= EXERCISE =
Copy everything from the start of the material down to the line containing "296, 95, 315]", keeping both ends.

= LISTED ENTRIES =
━━━━━━━━━━━━━━━━

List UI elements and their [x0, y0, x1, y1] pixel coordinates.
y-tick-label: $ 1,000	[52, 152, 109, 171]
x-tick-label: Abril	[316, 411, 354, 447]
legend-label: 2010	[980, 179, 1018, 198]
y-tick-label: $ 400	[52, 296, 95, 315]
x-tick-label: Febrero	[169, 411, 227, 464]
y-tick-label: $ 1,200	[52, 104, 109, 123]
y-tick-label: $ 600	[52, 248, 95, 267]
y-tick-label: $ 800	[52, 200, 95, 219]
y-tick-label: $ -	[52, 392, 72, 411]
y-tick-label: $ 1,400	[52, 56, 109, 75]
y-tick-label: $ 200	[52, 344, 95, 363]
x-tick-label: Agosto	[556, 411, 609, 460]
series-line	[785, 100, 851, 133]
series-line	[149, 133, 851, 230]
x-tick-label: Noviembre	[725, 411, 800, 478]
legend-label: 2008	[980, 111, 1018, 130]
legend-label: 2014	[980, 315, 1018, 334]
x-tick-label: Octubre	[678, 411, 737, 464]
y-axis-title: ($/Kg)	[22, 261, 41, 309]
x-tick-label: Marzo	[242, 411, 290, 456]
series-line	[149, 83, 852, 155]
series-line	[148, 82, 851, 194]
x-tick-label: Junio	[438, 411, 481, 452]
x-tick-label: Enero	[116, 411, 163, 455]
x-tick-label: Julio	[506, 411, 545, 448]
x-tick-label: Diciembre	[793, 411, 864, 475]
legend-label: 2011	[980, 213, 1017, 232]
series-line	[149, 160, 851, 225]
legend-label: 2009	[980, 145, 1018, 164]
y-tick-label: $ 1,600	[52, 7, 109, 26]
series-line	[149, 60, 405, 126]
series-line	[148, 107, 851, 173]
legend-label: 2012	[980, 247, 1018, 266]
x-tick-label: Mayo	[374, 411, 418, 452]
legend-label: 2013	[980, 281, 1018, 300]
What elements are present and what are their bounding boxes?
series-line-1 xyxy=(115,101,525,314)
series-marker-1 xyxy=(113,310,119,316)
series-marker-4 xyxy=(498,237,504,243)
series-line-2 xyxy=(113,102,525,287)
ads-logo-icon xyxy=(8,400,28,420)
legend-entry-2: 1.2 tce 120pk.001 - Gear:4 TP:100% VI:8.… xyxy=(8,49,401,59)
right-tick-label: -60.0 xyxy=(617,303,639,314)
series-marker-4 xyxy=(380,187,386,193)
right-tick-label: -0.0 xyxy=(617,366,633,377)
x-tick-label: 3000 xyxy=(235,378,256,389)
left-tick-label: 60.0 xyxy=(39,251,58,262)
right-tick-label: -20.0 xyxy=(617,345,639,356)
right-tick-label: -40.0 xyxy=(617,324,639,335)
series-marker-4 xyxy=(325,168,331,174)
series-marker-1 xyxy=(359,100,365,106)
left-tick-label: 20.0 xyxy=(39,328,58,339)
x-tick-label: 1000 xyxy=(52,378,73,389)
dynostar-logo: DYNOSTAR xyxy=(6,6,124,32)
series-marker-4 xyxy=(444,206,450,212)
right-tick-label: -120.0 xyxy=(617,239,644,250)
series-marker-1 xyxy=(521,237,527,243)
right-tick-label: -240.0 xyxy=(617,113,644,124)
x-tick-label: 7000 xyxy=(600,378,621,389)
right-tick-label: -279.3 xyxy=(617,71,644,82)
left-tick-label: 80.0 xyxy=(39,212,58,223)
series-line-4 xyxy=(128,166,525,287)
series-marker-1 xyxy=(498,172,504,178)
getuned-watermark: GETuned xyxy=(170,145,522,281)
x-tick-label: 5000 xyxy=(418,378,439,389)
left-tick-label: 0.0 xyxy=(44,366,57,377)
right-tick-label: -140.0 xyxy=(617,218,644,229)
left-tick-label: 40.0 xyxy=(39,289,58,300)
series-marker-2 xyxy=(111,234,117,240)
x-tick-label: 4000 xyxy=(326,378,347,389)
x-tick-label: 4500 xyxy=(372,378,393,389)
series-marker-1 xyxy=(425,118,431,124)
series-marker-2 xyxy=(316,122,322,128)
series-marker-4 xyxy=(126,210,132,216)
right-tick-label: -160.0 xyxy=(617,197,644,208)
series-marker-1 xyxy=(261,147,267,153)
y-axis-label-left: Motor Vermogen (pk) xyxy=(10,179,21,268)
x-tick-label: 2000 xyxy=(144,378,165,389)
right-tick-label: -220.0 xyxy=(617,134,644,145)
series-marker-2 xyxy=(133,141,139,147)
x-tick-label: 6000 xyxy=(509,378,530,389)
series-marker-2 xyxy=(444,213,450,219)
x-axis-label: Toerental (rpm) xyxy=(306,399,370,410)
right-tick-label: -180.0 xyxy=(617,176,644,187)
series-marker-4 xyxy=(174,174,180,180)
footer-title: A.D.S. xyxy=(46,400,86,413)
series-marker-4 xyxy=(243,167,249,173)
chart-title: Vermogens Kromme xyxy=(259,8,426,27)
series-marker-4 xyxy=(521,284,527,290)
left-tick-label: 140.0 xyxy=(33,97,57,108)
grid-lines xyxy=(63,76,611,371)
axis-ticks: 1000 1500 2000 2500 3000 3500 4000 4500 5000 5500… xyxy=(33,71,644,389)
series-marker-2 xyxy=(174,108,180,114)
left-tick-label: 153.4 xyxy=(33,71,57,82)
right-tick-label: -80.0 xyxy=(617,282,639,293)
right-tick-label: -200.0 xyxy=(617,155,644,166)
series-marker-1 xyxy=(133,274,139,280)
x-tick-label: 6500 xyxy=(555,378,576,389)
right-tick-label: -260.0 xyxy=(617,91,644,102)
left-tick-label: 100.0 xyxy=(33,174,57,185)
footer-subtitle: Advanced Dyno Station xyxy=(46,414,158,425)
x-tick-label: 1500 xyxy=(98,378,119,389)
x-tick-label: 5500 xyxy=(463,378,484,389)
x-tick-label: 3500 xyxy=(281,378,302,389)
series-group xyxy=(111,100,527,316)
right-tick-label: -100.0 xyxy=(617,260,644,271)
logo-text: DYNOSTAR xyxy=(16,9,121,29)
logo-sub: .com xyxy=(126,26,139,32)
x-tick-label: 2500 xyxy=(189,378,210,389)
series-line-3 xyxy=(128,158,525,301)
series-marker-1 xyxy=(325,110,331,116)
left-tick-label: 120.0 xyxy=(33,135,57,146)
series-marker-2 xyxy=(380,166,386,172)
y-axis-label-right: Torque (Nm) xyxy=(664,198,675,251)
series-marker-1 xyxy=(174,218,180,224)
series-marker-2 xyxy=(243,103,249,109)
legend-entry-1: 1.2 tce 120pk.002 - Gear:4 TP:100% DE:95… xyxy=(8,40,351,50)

━━━━━━━━━━━━━━━━

= ANSWER TO THIS PROBLEM =
List UI elements and their [x0, y0, x1, y1] pixel coordinates.
y-tick-label: $ 1,000	[52, 152, 109, 171]
x-tick-label: Abril	[316, 411, 354, 447]
legend-label: 2010	[980, 179, 1018, 198]
y-tick-label: $ 400	[52, 296, 95, 315]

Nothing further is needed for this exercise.